[EXERCISE DETAILS] Exclude the pictures; give every entry again exactly as written.

[GIVEN INFORMATION]

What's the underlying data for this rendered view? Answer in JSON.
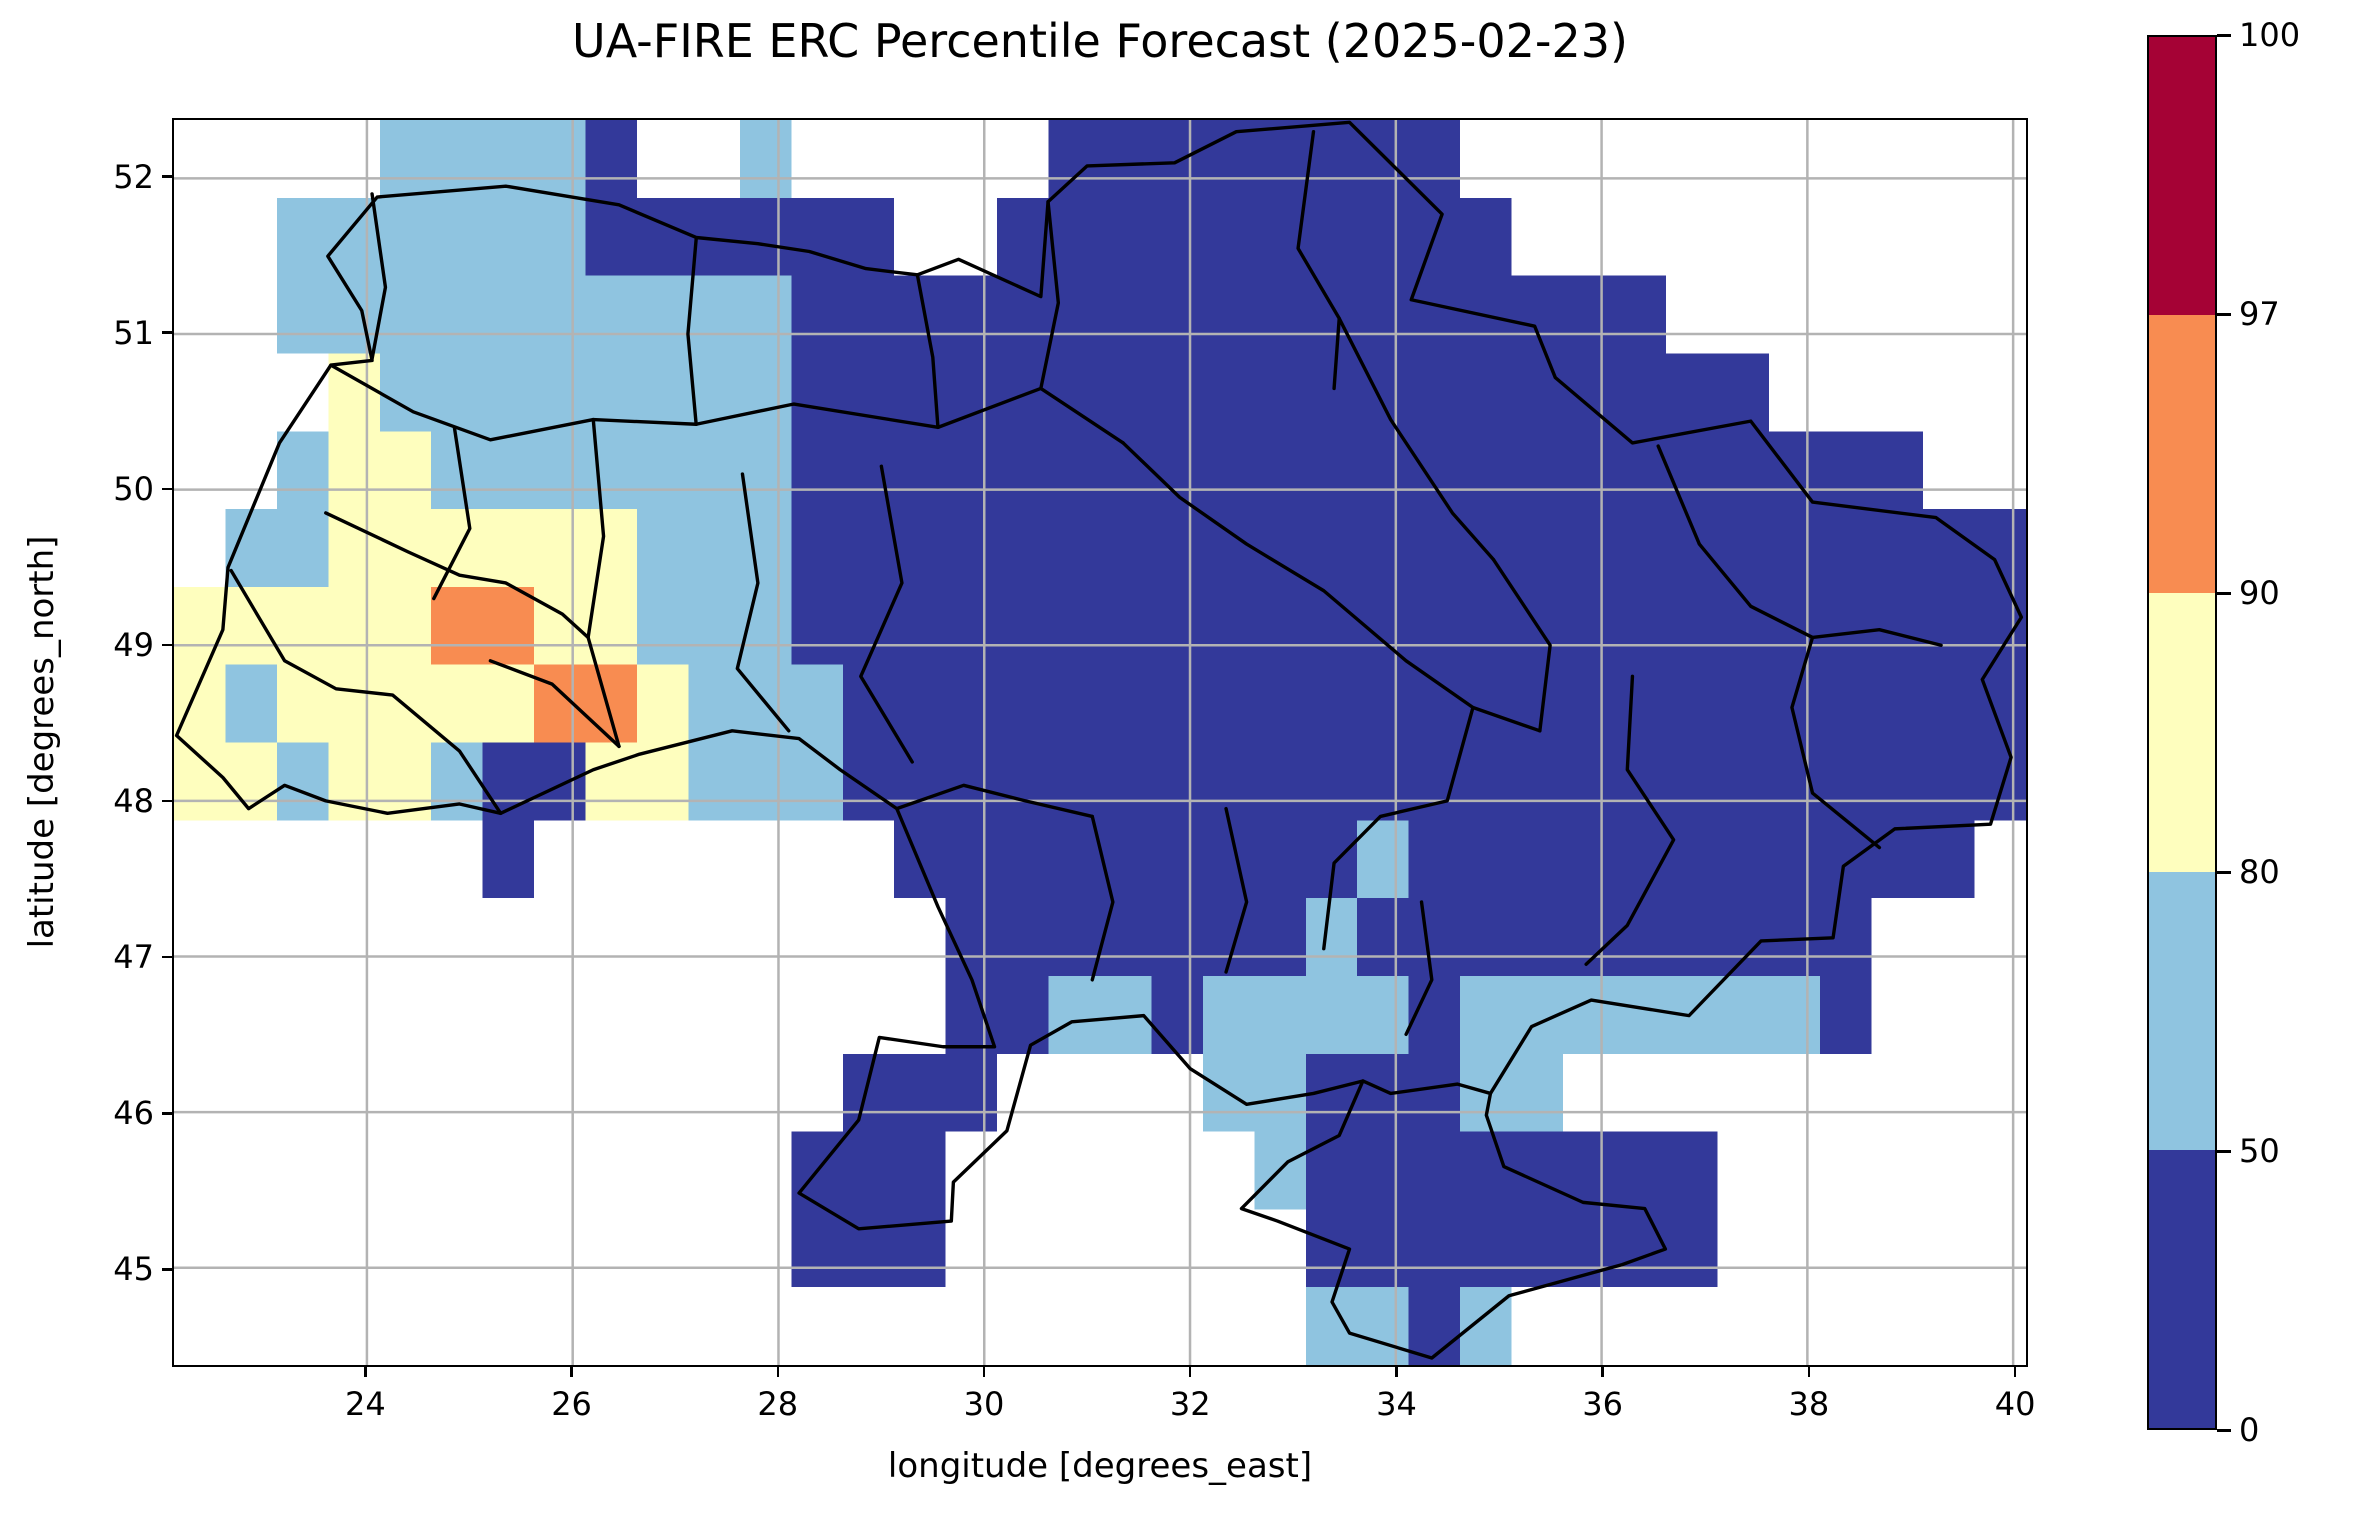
{
  "chart_data": {
    "type": "heatmap",
    "title": "UA-FIRE ERC Percentile Forecast (2025-02-23)",
    "xlabel": "longitude [degrees_east]",
    "ylabel": "latitude [degrees_north]",
    "xlim": [
      22.125,
      40.125
    ],
    "ylim": [
      44.375,
      52.375
    ],
    "xticks": [
      24,
      26,
      28,
      30,
      32,
      34,
      36,
      38,
      40
    ],
    "yticks": [
      45,
      46,
      47,
      48,
      49,
      50,
      51,
      52
    ],
    "grid_on": true,
    "gridline_color": "#b3b3b3",
    "boundary_color": "#000000",
    "legend_levels": [
      0,
      50,
      80,
      90,
      97,
      100
    ],
    "value_bins": {
      "1": "0-50",
      "2": "50-80",
      "3": "80-90",
      "4": "90-97",
      "5": "97-100",
      ".": "no data"
    },
    "bin_colors": {
      "1": "#33399a",
      "2": "#8fc4e0",
      "3": "#fefebe",
      "4": "#f88c51",
      "5": "#a50235"
    },
    "grid_resolution_deg": 0.5,
    "grid_origin": {
      "lon_min": 22.125,
      "lat_max": 52.375
    },
    "grid_rows_top_to_bottom": [
      "....22221..2.....11111111...........",
      "..222222111111..1111111111..........",
      "..222222222211111111111111111.......",
      "...3222222221111111111111111111.....",
      "..23322222221111111111111111111111..",
      ".22333333222111111111111111111111111.",
      "333334433222111111111111111111111111",
      "323333344322211111111111111111111111",
      "332332113322211111111111111111111111",
      "......1.......111111111211111111111.",
      "...............111111121111111111...",
      "...............112212222122222221...",
      ".............111....2211122.........",
      "............111......211111111......",
      "............111.......11111111......",
      "......................2212.........."
    ]
  },
  "colorbar": {
    "orientation": "vertical",
    "boundary_labels_top_to_bottom": [
      "100",
      "97",
      "90",
      "80",
      "50",
      "0"
    ],
    "segment_colors_top_to_bottom": [
      "#a50235",
      "#f88c51",
      "#fefebe",
      "#8fc4e0",
      "#33399a"
    ]
  },
  "axes": {
    "frame_color": "#000000",
    "tick_color": "#000000",
    "text_color": "#000000",
    "background": "#ffffff"
  }
}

[SOLUTION TO THIS PROBLEM]
What's the underlying data for this rendered view? Answer in JSON.
{
  "chart_data": {
    "type": "heatmap",
    "title": "UA-FIRE ERC Percentile Forecast (2025-02-23)",
    "xlabel": "longitude [degrees_east]",
    "ylabel": "latitude [degrees_north]",
    "xlim": [
      22.125,
      40.125
    ],
    "ylim": [
      44.375,
      52.375
    ],
    "xticks": [
      24,
      26,
      28,
      30,
      32,
      34,
      36,
      38,
      40
    ],
    "yticks": [
      45,
      46,
      47,
      48,
      49,
      50,
      51,
      52
    ],
    "grid_on": true,
    "gridline_color": "#b3b3b3",
    "boundary_color": "#000000",
    "legend_levels": [
      0,
      50,
      80,
      90,
      97,
      100
    ],
    "value_bins": {
      "1": "0-50",
      "2": "50-80",
      "3": "80-90",
      "4": "90-97",
      "5": "97-100",
      ".": "no data"
    },
    "bin_colors": {
      "1": "#33399a",
      "2": "#8fc4e0",
      "3": "#fefebe",
      "4": "#f88c51",
      "5": "#a50235"
    },
    "grid_resolution_deg": 0.5,
    "grid_origin": {
      "lon_min": 22.125,
      "lat_max": 52.375
    },
    "grid_rows_top_to_bottom": [
      "....22221..2.....11111111...........",
      "..222222111111..1111111111..........",
      "..222222222211111111111111111.......",
      "...3222222221111111111111111111.....",
      "..23322222221111111111111111111111..",
      ".22333333222111111111111111111111111.",
      "333334433222111111111111111111111111",
      "323333344322211111111111111111111111",
      "332332113322211111111111111111111111",
      "......1.......111111111211111111111.",
      "...............111111121111111111...",
      "...............112212222122222221...",
      ".............111....2211122.........",
      "............111......211111111......",
      "............111.......11111111......",
      "......................2212.........."
    ]
  },
  "colorbar": {
    "orientation": "vertical",
    "boundary_labels_top_to_bottom": [
      "100",
      "97",
      "90",
      "80",
      "50",
      "0"
    ],
    "segment_colors_top_to_bottom": [
      "#a50235",
      "#f88c51",
      "#fefebe",
      "#8fc4e0",
      "#33399a"
    ]
  },
  "axes": {
    "frame_color": "#000000",
    "tick_color": "#000000",
    "text_color": "#000000",
    "background": "#ffffff"
  }
}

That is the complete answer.